- What is being asked: Quote the data below in full, minus the images.

- Supplied entries:
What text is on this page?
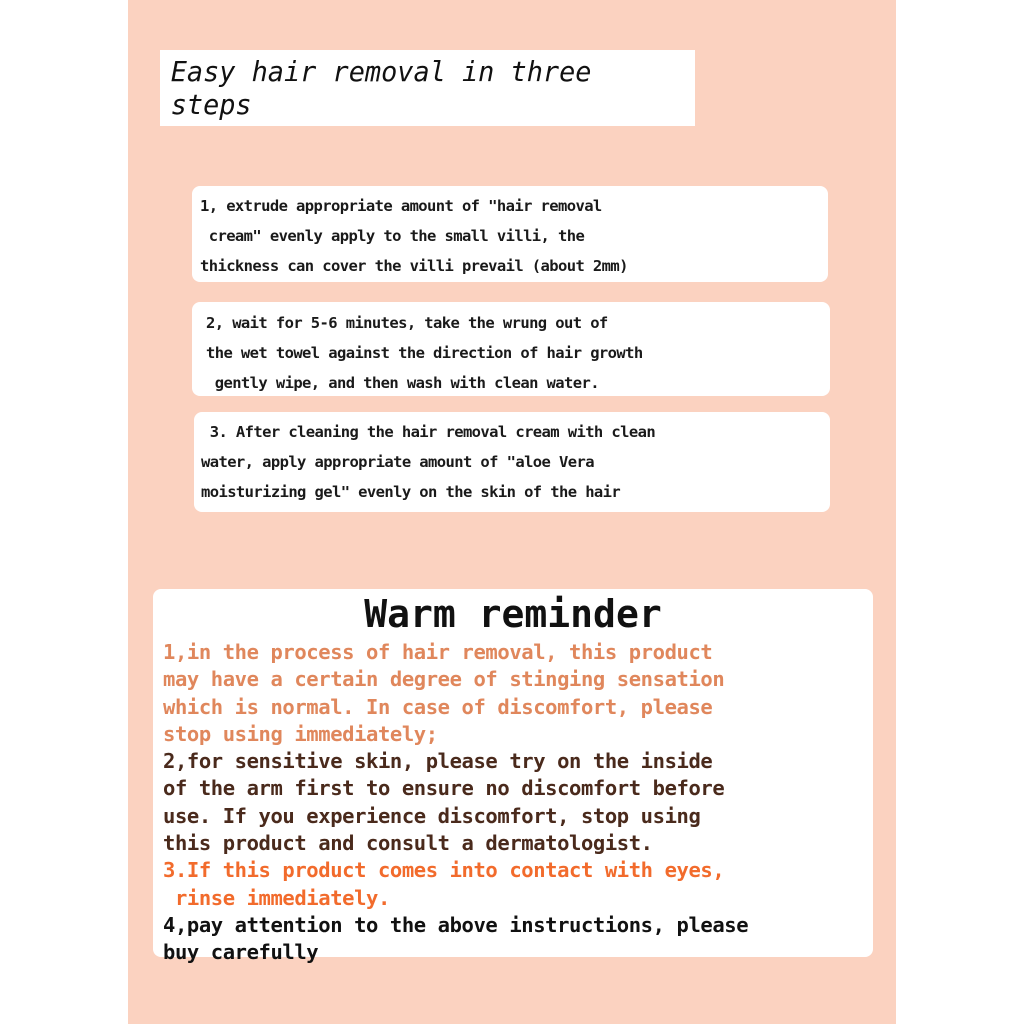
Easy hair removal in three steps
1, extrude appropriate amount of "hair removal
cream" evenly apply to the small villi, the
thickness can cover the villi prevail (about 2mm)
2, wait for 5-6 minutes, take the wrung out of
the wet towel against the direction of hair growth
gently wipe, and then wash with clean water.
3. After cleaning the hair removal cream with clean
water, apply appropriate amount of "aloe Vera
moisturizing gel" evenly on the skin of the hair
Warm reminder
1,in the process of hair removal, this product
may have a certain degree of stinging sensation
which is normal. In case of discomfort, please
stop using immediately;
2,for sensitive skin, please try on the inside
of the arm first to ensure no discomfort before
use. If you experience discomfort, stop using
this product and consult a dermatologist.
3.If this product comes into contact with eyes,
rinse immediately.
4,pay attention to the above instructions, please
buy carefully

- Exercise answer:
What text is on this page?
Easy hair removal in three steps
1, extrude appropriate amount of "hair removal
cream" evenly apply to the small villi, the
thickness can cover the villi prevail (about 2mm)
2, wait for 5-6 minutes, take the wrung out of
the wet towel against the direction of hair growth
gently wipe, and then wash with clean water.
3. After cleaning the hair removal cream with clean
water, apply appropriate amount of "aloe Vera
moisturizing gel" evenly on the skin of the hair
Warm reminder
1,in the process of hair removal, this product
may have a certain degree of stinging sensation
which is normal. In case of discomfort, please
stop using immediately;
2,for sensitive skin, please try on the inside
of the arm first to ensure no discomfort before
use. If you experience discomfort, stop using
this product and consult a dermatologist.
3.If this product comes into contact with eyes,
rinse immediately.
4,pay attention to the above instructions, please
buy carefully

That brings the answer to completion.